Directive: All the data below goes into the copy word for word, but the pictures don't.

Information shown:
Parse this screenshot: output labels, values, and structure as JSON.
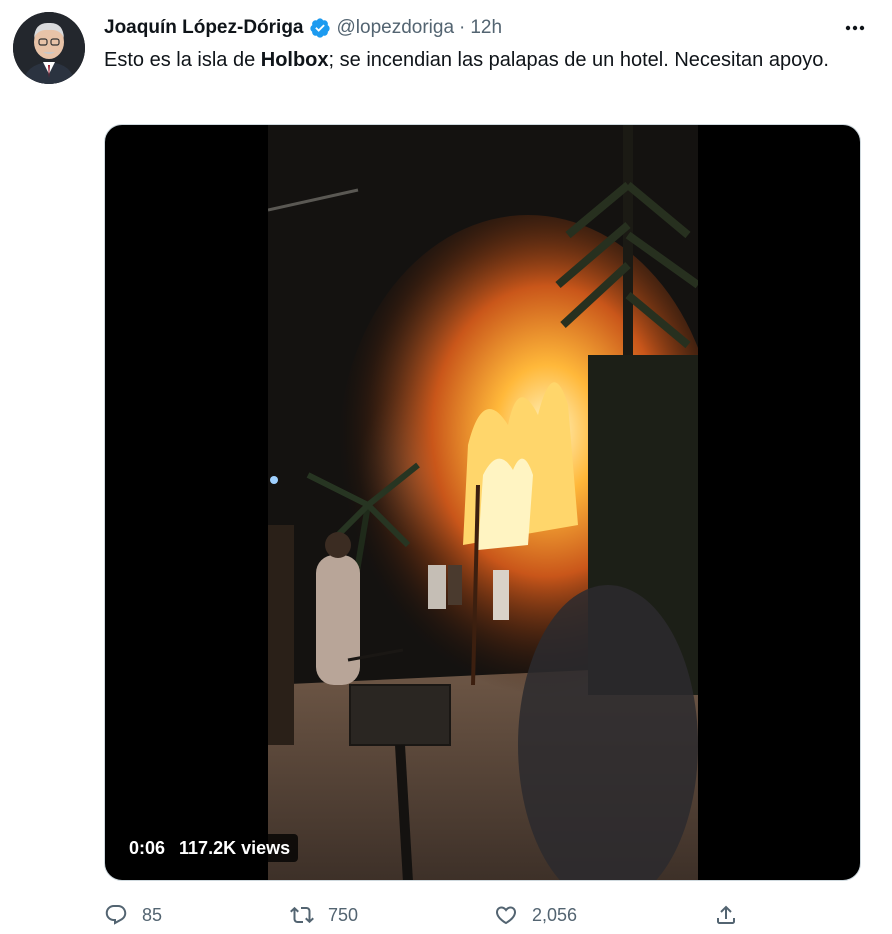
{
  "author": {
    "display_name": "Joaquín López-Dóriga",
    "handle": "@lopezdoriga",
    "time": "12h",
    "separator": "·"
  },
  "tweet": {
    "text_before": "Esto es la isla de ",
    "text_bold": "Holbox",
    "text_after": "; se incendian las palapas de un hotel. Necesitan apoyo."
  },
  "video": {
    "duration": "0:06",
    "views": "117.2K views"
  },
  "actions": {
    "reply_count": "85",
    "retweet_count": "750",
    "like_count": "2,056"
  },
  "icons": {
    "verified": "verified-badge-icon",
    "more": "more-dots-icon",
    "reply": "reply-icon",
    "retweet": "retweet-icon",
    "like": "heart-icon",
    "share": "share-icon"
  },
  "colors": {
    "text": "#0f1419",
    "secondary": "#536471",
    "verified_blue": "#1d9bf0"
  }
}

Solved exercise:
Parse this screenshot: output labels, values, and structure as JSON.
{
  "author": {
    "display_name": "Joaquín López-Dóriga",
    "handle": "@lopezdoriga",
    "time": "12h",
    "separator": "·"
  },
  "tweet": {
    "text_before": "Esto es la isla de ",
    "text_bold": "Holbox",
    "text_after": "; se incendian las palapas de un hotel. Necesitan apoyo."
  },
  "video": {
    "duration": "0:06",
    "views": "117.2K views"
  },
  "actions": {
    "reply_count": "85",
    "retweet_count": "750",
    "like_count": "2,056"
  },
  "icons": {
    "verified": "verified-badge-icon",
    "more": "more-dots-icon",
    "reply": "reply-icon",
    "retweet": "retweet-icon",
    "like": "heart-icon",
    "share": "share-icon"
  },
  "colors": {
    "text": "#0f1419",
    "secondary": "#536471",
    "verified_blue": "#1d9bf0"
  }
}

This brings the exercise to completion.